──────── DOCUMENT SEGMENT

Mendelian randomization shows unidirectionality from amyloid-β to tau in Alzheimer’s disease

Poster No:

851 

Submission Type:

Abstract Submission 

Authors:

Hyunwoo Lee1, Junpyo Kim1, Han-na Kim2, Bo-Hyun Kim3, Sangwon Seo1

Institutions:

1Samsung medical center, Seoul, Korea, Republic of, 2Biomedical Statistics Center, Research Institute for Future Medicine, Samsung Medical Center, Seoul, Korea, Republic of, 3Samsung Medical Center, Seoul, Seoul

First Author:

Hyunwoo Lee  
Samsung medical center
Seoul, Korea, Republic of

Co-Author(s):

Junpyo Kim  
Samsung medical center
Seoul, Korea, Republic of
Han-na Kim  
Biomedical Statistics Center, Research Institute for Future Medicine, Samsung Medical Center
Seoul, Korea, Republic of
Bo-Hyun Kim  
Samsung Medical Center
Seoul, Seoul
Sangwon Seo  
Samsung medical center
Seoul, Korea, Republic of

Introduction:

According to the amyloid cascade hypothesis in Alzheimer's disease (AD), the accumulation of amyloid-β (Aβ) is crucial in initiating a chain of subsequent events that includes tau aggregation, neuronal death, and cognitive impairment. While previous studies have shown that abnormalities in amyloid biomarkers precede the changes in tau biomarkers, asserting causality based on temporal relationships alone can be debatable. Mendelian randomization (MR) has been proven to be a powerful approach for clarifying causal relationships using genetic variants as instrumental variables. (IVs). In this study, we performed a two-sample bidirectional MR study to dissect the potential causal association of Aβ and tau, leveraging summary statistics data from genome-wide association studies (GWASs).

Methods:

The two-sample MR study was conducted using GWAS summary statistics regarding amyloid PET and tau PET. For the exposure data set, summary statistics of amyloid PET were generated from 13 cohorts, including 11,816 non-Hispanic whites (NHWs) participants. The tau PET GWAS summary statistics were derived from a meta-analysis combining seven GWAS data sets of 1,449 NHW ancestry individuals. We used the inverse-variance weighted (IVW) method as the primary MR analysis, and MR-Egger regression, weighted median, and mode-based analyses were additionally performed to test the robustness of our study. One-sample MR analysis was also performed to reinforce and verify the experimental results of two-sample MR using autopsy data from the Religious Orders Study/Memory and Aging Project cohort. The exposure and outcome variables for the one-sample MR were neuritic plaque burden and neurofibrillary tangle burden determined by neuropathological examination, respectively.

────────────────

Copy word for word the stretch of the amyloid-β and tau abstract from "According to the" through "association studies (GWASs).". The listing that comes next has nothing to do with the abstract.

──────── ENTRIES SUPPLIED

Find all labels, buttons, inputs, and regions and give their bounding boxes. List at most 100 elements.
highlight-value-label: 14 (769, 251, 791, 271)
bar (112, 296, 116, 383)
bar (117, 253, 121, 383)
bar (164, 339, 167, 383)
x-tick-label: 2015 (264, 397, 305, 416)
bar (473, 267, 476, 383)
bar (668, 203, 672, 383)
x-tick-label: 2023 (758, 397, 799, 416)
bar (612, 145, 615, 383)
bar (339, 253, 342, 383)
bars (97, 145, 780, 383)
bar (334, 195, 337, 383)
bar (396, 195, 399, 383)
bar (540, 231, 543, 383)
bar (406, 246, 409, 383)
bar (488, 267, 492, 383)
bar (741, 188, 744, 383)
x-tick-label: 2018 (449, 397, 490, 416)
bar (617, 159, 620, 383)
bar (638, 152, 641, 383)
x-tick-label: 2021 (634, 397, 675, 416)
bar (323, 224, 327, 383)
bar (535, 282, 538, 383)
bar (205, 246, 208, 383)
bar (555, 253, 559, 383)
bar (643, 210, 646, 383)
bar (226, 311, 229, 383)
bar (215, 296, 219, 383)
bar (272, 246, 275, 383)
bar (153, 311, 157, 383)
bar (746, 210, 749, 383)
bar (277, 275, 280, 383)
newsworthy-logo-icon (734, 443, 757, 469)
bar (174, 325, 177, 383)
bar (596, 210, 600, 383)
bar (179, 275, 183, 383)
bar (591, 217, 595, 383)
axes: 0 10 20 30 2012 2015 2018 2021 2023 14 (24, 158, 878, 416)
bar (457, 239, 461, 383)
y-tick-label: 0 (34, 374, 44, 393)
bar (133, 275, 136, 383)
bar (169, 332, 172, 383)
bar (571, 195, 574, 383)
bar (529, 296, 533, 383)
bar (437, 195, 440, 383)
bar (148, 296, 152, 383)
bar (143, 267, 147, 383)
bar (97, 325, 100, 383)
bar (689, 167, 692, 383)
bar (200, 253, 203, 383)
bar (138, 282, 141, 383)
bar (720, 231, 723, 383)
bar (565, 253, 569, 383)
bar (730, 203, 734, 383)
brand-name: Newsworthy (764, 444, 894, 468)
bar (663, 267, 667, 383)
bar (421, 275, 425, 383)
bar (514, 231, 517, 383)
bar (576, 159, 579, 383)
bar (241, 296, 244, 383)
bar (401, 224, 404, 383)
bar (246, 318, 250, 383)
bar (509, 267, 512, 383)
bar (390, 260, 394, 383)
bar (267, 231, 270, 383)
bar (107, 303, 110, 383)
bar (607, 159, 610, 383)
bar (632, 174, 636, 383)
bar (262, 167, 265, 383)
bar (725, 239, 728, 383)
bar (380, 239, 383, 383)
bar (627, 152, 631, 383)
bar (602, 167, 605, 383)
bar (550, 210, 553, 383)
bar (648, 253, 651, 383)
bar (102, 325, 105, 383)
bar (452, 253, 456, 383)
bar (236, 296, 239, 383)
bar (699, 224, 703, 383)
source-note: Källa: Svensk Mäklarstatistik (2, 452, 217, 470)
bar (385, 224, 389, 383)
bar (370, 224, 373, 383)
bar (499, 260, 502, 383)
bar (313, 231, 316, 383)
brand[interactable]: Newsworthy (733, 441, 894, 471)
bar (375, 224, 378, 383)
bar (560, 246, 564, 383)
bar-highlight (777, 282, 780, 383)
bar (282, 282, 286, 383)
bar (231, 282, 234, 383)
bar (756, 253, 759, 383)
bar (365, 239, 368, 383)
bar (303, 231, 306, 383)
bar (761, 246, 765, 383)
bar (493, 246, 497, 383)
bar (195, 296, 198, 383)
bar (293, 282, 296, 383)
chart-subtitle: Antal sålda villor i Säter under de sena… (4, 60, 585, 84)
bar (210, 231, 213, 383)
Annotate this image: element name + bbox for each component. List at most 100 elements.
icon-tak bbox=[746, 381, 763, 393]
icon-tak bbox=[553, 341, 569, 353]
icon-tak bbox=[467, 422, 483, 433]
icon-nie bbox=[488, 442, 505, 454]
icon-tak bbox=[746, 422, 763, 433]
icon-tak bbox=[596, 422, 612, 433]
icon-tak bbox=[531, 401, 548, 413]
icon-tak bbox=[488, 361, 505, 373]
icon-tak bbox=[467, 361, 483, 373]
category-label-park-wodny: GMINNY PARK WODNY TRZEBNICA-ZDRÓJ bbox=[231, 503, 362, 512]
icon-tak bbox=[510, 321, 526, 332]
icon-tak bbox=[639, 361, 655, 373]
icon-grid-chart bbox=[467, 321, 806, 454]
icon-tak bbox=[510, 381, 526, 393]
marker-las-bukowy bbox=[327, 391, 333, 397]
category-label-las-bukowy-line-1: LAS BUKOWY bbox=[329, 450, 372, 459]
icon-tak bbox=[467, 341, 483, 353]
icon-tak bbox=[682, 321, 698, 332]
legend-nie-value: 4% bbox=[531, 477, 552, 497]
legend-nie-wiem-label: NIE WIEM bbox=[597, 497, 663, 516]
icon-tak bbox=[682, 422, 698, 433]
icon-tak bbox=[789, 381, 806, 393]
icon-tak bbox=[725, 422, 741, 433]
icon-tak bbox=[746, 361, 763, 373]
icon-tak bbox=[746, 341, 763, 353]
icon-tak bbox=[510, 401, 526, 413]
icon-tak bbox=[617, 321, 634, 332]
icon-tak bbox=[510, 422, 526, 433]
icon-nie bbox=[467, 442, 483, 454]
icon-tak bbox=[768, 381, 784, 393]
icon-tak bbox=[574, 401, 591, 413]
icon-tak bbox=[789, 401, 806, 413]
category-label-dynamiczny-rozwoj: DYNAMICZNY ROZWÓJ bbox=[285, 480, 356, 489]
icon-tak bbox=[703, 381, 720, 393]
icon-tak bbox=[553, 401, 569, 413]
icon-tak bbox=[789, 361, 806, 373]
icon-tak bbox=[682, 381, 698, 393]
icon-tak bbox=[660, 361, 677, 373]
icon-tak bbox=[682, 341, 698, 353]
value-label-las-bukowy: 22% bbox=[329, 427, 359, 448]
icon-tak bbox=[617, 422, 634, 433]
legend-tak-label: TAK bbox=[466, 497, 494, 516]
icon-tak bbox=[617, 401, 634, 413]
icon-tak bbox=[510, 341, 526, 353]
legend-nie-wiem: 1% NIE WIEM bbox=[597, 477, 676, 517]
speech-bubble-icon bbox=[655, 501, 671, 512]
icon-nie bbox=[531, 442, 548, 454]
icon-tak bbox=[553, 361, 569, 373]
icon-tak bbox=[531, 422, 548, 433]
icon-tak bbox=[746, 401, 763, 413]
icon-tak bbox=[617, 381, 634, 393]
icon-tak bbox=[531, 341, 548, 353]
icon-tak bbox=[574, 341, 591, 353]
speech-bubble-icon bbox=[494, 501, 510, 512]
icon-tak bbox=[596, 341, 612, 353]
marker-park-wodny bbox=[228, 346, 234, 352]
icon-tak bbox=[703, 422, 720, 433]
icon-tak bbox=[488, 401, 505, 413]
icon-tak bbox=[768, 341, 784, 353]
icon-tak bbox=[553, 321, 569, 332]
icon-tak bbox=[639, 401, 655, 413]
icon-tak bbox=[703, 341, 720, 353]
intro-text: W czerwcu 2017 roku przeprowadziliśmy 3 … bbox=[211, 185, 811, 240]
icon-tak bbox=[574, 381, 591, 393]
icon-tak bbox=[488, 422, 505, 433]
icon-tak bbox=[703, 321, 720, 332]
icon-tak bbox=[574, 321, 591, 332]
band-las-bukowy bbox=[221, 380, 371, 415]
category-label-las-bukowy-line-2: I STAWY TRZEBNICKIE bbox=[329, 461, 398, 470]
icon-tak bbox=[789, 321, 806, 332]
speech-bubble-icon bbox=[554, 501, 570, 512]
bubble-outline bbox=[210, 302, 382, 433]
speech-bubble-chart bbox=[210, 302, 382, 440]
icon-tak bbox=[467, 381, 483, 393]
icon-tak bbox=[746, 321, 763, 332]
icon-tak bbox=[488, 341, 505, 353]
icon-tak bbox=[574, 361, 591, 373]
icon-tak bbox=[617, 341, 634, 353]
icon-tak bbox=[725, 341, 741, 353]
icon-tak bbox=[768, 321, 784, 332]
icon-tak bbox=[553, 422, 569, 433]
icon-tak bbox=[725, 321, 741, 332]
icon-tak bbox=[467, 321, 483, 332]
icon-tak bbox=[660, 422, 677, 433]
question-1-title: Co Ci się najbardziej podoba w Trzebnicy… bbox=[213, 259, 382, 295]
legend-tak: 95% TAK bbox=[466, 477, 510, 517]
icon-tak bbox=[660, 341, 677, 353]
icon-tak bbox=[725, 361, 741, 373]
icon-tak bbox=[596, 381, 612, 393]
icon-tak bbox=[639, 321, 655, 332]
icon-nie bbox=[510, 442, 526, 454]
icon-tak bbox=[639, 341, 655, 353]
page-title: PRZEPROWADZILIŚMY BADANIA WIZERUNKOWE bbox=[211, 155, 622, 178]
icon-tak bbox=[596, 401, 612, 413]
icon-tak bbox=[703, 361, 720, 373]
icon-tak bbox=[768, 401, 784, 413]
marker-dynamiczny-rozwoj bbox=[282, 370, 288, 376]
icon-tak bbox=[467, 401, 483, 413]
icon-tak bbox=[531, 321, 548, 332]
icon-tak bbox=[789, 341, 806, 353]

────────────────

*ANSWER BOX*
According to the amyloid cascade hypothesis in Alzheimer's disease (AD), the accumulation of amyloid-β (Aβ) is crucial in initiating a chain of subsequent events that includes tau aggregation, neuronal death, and cognitive impairment. While previous studies have shown that abnormalities in amyloid biomarkers precede the changes in tau biomarkers, asserting causality based on temporal relationships alone can be debatable. Mendelian randomization (MR) has been proven to be a powerful approach for clarifying causal relationships using genetic variants as instrumental variables. (IVs). In this study, we performed a two-sample bidirectional MR study to dissect the potential causal association of Aβ and tau, leveraging summary statistics data from genome-wide association studies (GWASs).